-- BEGIN Source text --
After our recent storm and all the ones that hit in January, the snow levels in the mountains are high (a friends’ 7-year-old skied Squaw’s Main chute yesterday) and I’m off to the tropics! I leave for Hawaii tomorrow for some diving, snorkeling, surfing and general beach loungery. Sadly, I won’t be skiing or writing during the week I’m there. But you can ski on Hawaii. Mauna Kea on the Big Island is almost 14,000 feet and covered with snow. You can drive to the top and the 360-degree view from the summit is spectacular. I’ll try to grab some photos of it while I’m there. Aloha!
Month: February 2008
I’ve eyed the north-facing gladded lines just south of West River Street for years. Recently, tracks have been laid down after big storms. On the drive back to Sierra Meadows, after a crowded day at Squaw, I think about taking a day to ski those lines myself. Yesterday we got eight inches and the time was right. I started from the top of Rainbow Street in Sierra Meadows. The summit terminal of the old Poma lift (the oldest ski lift in California) is located next to a water tank at the top of an access road above Rainbow. The Poma lift line down to the Cottonwood restaurant is not that steep (but pointing it on old wooden skis with no edges probably felt like it!), so I navigated skiers left across a meadow to access the steeper terrain facing West River Street. Here the slope steepens to around 34-degrees. Looking down at the Truckee River and West River Street, I dropped into the fresh eight inches. Though I could still feel the scratch below, the turns were fresh and the total vertical – from the top of the Poma to the Meadow by the Truckee River – was 400 feet. From there it’s a short skin or hike back to the Cottonwood. Laps here should be even better after the next big storm. -Rob McCormick
Despite icy conditions, skiers hucked huge cliffs — and stuck the landings fluidly — at Squaw’s freeskiing competition last week. The performances were amazing. One after another, skiers dropped big air onto hardpack and skied away. It left me wondering whether improvements in equipment had anything to do with the performances. Fat skis and dampening boots and bindings may help, but most of the credit goes to the competitors. “It’s the skiers” says Shane McConkey, “The level of skiing is much higher than it used to be when I was competing.”
-- END Source text --
> [Exercise requirements]
1: Answer each question from the ski blog posts.
(a) How high is Mauna Kea on the Big Island?
(b) How much new snow fell before the run down toward West River Street?
(c) What was the total vertical from the top of the Poma to the meadow by the Truckee River?
2: Write a continuation of the ski blog posts, picking up after their final sentence.
-- BEGIN Data --
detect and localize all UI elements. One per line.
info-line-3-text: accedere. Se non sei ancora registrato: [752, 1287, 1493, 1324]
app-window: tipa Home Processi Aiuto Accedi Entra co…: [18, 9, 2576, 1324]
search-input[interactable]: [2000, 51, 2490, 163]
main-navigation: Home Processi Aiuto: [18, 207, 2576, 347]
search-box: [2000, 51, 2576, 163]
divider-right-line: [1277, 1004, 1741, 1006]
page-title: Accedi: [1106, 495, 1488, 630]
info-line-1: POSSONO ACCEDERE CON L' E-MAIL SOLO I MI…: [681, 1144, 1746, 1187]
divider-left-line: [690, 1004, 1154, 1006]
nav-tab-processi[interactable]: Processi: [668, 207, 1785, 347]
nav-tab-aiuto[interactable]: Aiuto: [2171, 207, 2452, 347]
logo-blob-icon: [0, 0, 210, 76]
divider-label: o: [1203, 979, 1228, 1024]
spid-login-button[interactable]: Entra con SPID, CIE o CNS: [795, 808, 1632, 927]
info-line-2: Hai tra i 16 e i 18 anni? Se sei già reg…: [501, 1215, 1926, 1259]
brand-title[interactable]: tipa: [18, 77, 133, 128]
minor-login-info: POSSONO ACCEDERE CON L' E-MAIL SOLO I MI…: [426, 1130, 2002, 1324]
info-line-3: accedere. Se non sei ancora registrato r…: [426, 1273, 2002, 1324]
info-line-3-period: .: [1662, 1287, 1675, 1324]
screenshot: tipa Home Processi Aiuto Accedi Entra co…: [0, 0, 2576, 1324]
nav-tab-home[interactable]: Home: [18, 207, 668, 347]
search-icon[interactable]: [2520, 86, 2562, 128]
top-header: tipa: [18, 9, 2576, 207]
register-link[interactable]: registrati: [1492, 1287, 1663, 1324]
-- END Data --
> [Task responses]
1:
(a) Almost 14,000 feet.
(b) Eight inches.
(c) 400 feet.

2:
Skiers are trying to qualify for the 2008 Subaru Squaw Valley USA Open Freeskiing Finals today in Enchanted Forest. The finals will be held tomorrow in the C2 area.
Yesterday I went to Squaw to check out the 48Straight events. While the competition was exciting, the slopes were wall to wall with people. Today, I’m getting away from the crowds and heading out on an overnight trip to the Benson Hut. The Sierra Club hut sits on Anderson Ridge above Truckee, between Squaw and Sugar Bowl. Our group of eight will head out from the top of Sugar Bowl’s Lincoln Chair this morning. The skin to the hut along the ridge takes around two hours. Then it’ll be time to drop our stuff, settle in and make some ski laps. Tomorrow morning we’ll have time for some more laps, before skiing down into Coldstream Canyon. On our way out, we’ll pass the Lost Trail Lodge and then return to Truckee. The weather is supposed to be warm (highs in the low 50’s and relatively calm and clear) so hopefully we’ll get some corn. I’ll post a trip report when I return.
This weekend the 48Straight and Keep King of the Mountain Tour come to Squaw Valley, bringing skiercross, bordercross and superpipe competitions. At night, big-time performers like the Roots and the Crystal Method will play in the village. Here’s a photo of the course, which starts at the top of Siberia, from this morning. Check out the concert schedule and buy tickets.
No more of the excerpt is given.